Data for this exercise:
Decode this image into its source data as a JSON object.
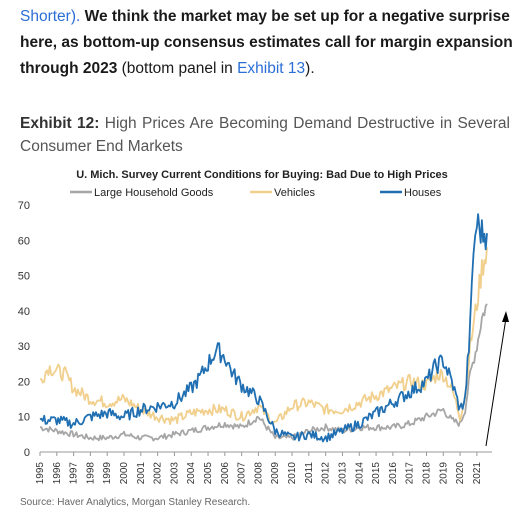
{
  "paragraph": {
    "line1_normal": "Shorter).",
    "line1_bold": " We think the market may be set up for a negative surprise",
    "line2_bold": "here, as bottom-up consensus estimates call for margin expansion",
    "line3_bold": "through 2023",
    "line3_normal_a": " (bottom panel in ",
    "line3_link": "Exhibit 13",
    "line3_normal_b": ")."
  },
  "exhibit": {
    "label": "Exhibit 12:",
    "title": " High Prices Are Becoming Demand Destructive in Several Consumer End Markets"
  },
  "source": "Source: Haver Analytics, Morgan Stanley Research.",
  "chart_data": {
    "type": "line",
    "title": "U. Mich. Survey Current Conditions for Buying: Bad Due to High Prices",
    "xlabel": "",
    "ylabel": "",
    "ylim": [
      0,
      70
    ],
    "yticks": [
      "0",
      "10",
      "20",
      "30",
      "40",
      "50",
      "60",
      "70"
    ],
    "xlim": [
      1995,
      2021.9
    ],
    "xticks": [
      "1995",
      "1996",
      "1997",
      "1998",
      "1999",
      "2000",
      "2001",
      "2002",
      "2003",
      "2004",
      "2005",
      "2006",
      "2007",
      "2008",
      "2009",
      "2010",
      "2011",
      "2012",
      "2013",
      "2014",
      "2015",
      "2016",
      "2017",
      "2018",
      "2019",
      "2020",
      "2021"
    ],
    "grid": false,
    "legend_position": "top",
    "annotation": "upward arrow",
    "colors": {
      "large_household_goods": "#a6a6a6",
      "vehicles": "#f1cf8c",
      "houses": "#1f6fb2",
      "arrow": "#000000"
    },
    "series": [
      {
        "name": "Large Household Goods",
        "color": "#a6a6a6",
        "x": [
          1995,
          1996,
          1997,
          1998,
          1999,
          2000,
          2001,
          2002,
          2003,
          2004,
          2005,
          2006,
          2007,
          2008,
          2009,
          2010,
          2011,
          2012,
          2013,
          2014,
          2015,
          2016,
          2017,
          2018,
          2019,
          2019.5,
          2020,
          2020.3,
          2020.6,
          2021,
          2021.3,
          2021.6
        ],
        "y": [
          7,
          6,
          5,
          4,
          4,
          5,
          4,
          4,
          5,
          6,
          7,
          8,
          7,
          10,
          4,
          4,
          6,
          7,
          6,
          7,
          7,
          7,
          8,
          10,
          12,
          9,
          8,
          12,
          22,
          30,
          38,
          42
        ]
      },
      {
        "name": "Vehicles",
        "color": "#f1cf8c",
        "x": [
          1995,
          1995.5,
          1996,
          1996.5,
          1997,
          1998,
          1999,
          2000,
          2001,
          2002,
          2003,
          2004,
          2005,
          2006,
          2007,
          2008,
          2009,
          2010,
          2011,
          2012,
          2013,
          2014,
          2015,
          2016,
          2017,
          2018,
          2018.7,
          2019,
          2019.5,
          2020,
          2020.3,
          2020.6,
          2021,
          2021.3,
          2021.6
        ],
        "y": [
          20,
          24,
          23,
          22,
          18,
          15,
          14,
          15,
          12,
          10,
          9,
          11,
          12,
          12,
          10,
          13,
          8,
          13,
          14,
          12,
          12,
          14,
          16,
          18,
          20,
          19,
          22,
          22,
          18,
          10,
          16,
          30,
          42,
          52,
          58
        ]
      },
      {
        "name": "Houses",
        "color": "#1f6fb2",
        "x": [
          1995,
          1996,
          1997,
          1998,
          1999,
          2000,
          2001,
          2002,
          2003,
          2004,
          2004.5,
          2005,
          2005.5,
          2006,
          2006.5,
          2007,
          2008,
          2009,
          2010,
          2011,
          2012,
          2013,
          2014,
          2015,
          2016,
          2017,
          2018,
          2018.5,
          2019,
          2019.5,
          2020,
          2020.3,
          2020.6,
          2020.8,
          2021,
          2021.3,
          2021.6
        ],
        "y": [
          9,
          9,
          8,
          10,
          11,
          10,
          12,
          13,
          14,
          18,
          21,
          25,
          29,
          27,
          22,
          19,
          15,
          6,
          4,
          5,
          4,
          6,
          8,
          11,
          14,
          17,
          20,
          24,
          26,
          20,
          12,
          15,
          35,
          57,
          65,
          62,
          62
        ]
      }
    ]
  }
}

Stated problem: Read the entries and pick out all lines that include the word "source".

Answer:
Decode this image into its source data as a JSON object.
  "source": "Source: Haver Analytics, Morgan Stanley Research.",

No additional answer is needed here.